# [Problem description]
Check each line of the material below for the string "suffix", then report how many lines have it, and nothing else.
▼
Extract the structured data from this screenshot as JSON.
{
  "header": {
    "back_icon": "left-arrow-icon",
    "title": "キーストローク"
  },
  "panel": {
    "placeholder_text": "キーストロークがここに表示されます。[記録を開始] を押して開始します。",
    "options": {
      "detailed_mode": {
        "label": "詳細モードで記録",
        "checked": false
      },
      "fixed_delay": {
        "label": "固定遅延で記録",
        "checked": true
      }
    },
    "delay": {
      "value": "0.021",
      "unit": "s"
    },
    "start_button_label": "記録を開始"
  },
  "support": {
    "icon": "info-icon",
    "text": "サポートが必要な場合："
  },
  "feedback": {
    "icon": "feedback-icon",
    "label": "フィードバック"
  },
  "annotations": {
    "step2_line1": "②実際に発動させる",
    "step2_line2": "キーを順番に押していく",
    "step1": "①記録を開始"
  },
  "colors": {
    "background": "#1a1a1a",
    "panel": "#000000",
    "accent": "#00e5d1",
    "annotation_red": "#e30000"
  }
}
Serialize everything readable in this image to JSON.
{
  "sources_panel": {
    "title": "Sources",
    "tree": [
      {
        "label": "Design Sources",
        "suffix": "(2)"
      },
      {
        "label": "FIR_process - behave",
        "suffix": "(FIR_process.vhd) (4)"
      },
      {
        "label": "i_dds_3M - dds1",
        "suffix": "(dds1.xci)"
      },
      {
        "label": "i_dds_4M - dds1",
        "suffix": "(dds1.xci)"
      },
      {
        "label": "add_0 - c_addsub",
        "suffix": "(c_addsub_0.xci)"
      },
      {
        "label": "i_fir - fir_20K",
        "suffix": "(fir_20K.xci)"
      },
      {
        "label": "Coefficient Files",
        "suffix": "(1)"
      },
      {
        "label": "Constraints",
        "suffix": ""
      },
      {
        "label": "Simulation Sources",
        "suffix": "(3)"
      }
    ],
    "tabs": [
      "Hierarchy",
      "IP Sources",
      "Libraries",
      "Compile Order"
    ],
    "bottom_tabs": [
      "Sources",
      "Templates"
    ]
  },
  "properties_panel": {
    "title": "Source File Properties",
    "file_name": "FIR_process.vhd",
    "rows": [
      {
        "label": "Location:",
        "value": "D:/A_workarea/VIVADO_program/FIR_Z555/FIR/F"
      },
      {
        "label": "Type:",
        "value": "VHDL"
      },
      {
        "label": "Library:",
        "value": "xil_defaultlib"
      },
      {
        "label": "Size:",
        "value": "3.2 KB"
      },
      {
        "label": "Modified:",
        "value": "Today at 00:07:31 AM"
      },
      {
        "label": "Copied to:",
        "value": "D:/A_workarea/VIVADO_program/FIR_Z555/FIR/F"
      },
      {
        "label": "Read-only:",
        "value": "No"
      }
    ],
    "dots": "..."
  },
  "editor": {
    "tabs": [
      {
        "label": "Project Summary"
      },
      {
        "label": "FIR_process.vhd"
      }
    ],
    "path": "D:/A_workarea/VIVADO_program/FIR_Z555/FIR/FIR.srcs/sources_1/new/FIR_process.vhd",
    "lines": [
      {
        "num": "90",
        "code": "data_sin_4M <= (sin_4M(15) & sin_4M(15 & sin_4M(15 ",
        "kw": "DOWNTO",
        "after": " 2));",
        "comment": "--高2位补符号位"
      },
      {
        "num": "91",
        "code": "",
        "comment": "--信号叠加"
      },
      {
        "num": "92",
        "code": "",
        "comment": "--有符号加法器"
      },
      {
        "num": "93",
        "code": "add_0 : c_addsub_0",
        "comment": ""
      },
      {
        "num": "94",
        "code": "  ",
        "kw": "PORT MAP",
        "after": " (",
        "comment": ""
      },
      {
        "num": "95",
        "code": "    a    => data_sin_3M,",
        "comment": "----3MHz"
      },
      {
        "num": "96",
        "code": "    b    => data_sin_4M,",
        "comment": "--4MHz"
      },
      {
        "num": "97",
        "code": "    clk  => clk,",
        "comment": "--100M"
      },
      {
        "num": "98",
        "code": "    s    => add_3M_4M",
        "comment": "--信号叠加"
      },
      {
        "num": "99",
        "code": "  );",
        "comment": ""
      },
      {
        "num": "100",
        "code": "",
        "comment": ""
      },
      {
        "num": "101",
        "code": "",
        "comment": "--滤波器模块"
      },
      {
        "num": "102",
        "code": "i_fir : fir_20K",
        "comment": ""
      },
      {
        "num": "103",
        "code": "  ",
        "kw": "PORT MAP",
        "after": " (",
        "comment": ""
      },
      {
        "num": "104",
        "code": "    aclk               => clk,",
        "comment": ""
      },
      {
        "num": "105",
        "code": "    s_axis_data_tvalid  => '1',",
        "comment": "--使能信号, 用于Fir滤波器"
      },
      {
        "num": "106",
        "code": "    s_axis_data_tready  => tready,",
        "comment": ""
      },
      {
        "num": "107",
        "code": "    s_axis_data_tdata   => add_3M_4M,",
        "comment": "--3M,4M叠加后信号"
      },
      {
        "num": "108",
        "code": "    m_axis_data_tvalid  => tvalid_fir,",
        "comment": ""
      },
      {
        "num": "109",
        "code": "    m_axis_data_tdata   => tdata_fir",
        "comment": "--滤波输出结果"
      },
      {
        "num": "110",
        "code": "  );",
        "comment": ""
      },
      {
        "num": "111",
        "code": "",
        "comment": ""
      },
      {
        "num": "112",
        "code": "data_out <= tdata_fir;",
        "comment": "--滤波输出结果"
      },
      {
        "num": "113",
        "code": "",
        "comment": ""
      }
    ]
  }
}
▲
▼
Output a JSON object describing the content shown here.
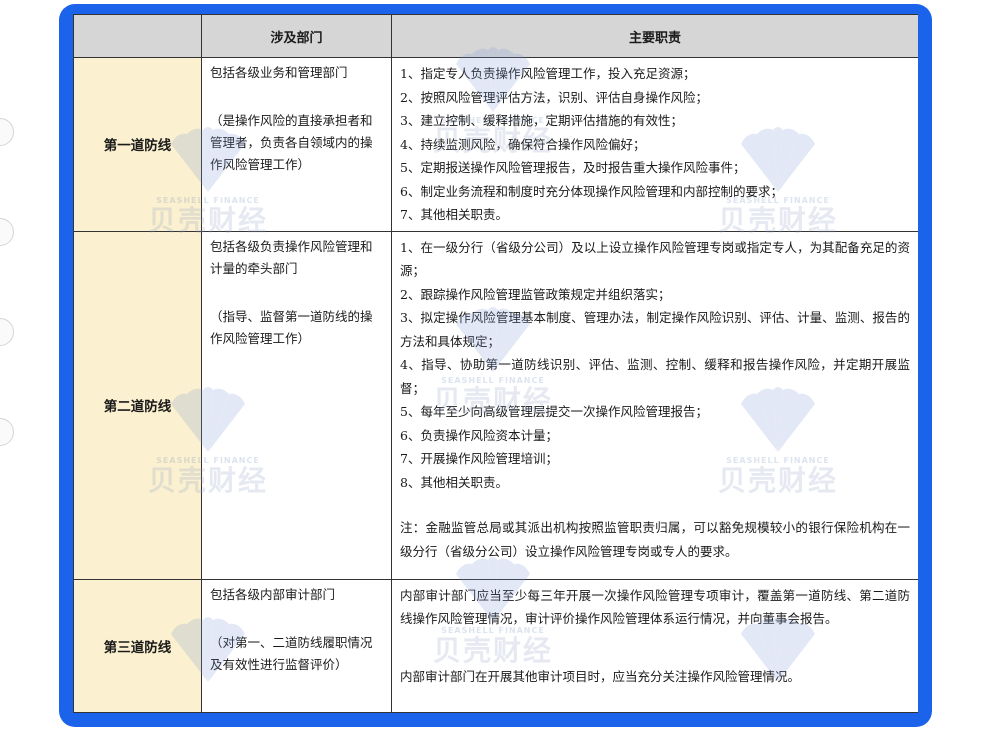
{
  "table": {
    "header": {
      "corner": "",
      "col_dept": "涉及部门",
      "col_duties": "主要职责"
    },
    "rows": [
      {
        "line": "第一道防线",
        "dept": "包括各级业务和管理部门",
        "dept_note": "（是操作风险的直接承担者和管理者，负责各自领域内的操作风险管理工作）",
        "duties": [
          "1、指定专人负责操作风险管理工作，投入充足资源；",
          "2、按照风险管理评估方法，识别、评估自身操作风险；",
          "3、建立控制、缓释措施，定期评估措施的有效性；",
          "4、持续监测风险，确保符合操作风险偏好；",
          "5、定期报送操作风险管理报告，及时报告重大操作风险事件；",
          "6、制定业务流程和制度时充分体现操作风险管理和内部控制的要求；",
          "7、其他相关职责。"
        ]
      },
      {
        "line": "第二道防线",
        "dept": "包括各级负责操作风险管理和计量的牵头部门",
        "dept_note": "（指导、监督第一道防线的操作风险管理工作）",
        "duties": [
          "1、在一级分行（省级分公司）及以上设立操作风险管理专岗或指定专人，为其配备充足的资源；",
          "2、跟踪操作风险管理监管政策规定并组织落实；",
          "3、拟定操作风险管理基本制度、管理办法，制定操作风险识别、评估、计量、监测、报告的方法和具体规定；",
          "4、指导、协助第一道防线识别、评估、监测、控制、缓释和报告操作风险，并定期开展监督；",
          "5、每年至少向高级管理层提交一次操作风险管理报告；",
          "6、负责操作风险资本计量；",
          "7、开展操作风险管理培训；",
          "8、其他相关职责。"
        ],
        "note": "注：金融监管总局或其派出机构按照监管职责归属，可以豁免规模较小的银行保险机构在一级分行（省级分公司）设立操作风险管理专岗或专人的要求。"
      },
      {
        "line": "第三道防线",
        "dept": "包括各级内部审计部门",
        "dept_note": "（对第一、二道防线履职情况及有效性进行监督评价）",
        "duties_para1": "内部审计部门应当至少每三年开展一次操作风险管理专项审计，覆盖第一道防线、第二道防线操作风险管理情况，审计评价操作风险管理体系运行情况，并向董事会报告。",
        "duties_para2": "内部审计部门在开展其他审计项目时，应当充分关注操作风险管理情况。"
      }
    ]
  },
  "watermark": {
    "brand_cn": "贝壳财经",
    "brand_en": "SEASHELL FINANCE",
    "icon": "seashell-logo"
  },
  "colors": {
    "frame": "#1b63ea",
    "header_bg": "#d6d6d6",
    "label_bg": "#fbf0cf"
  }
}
▲
# [Response to the exercise]
9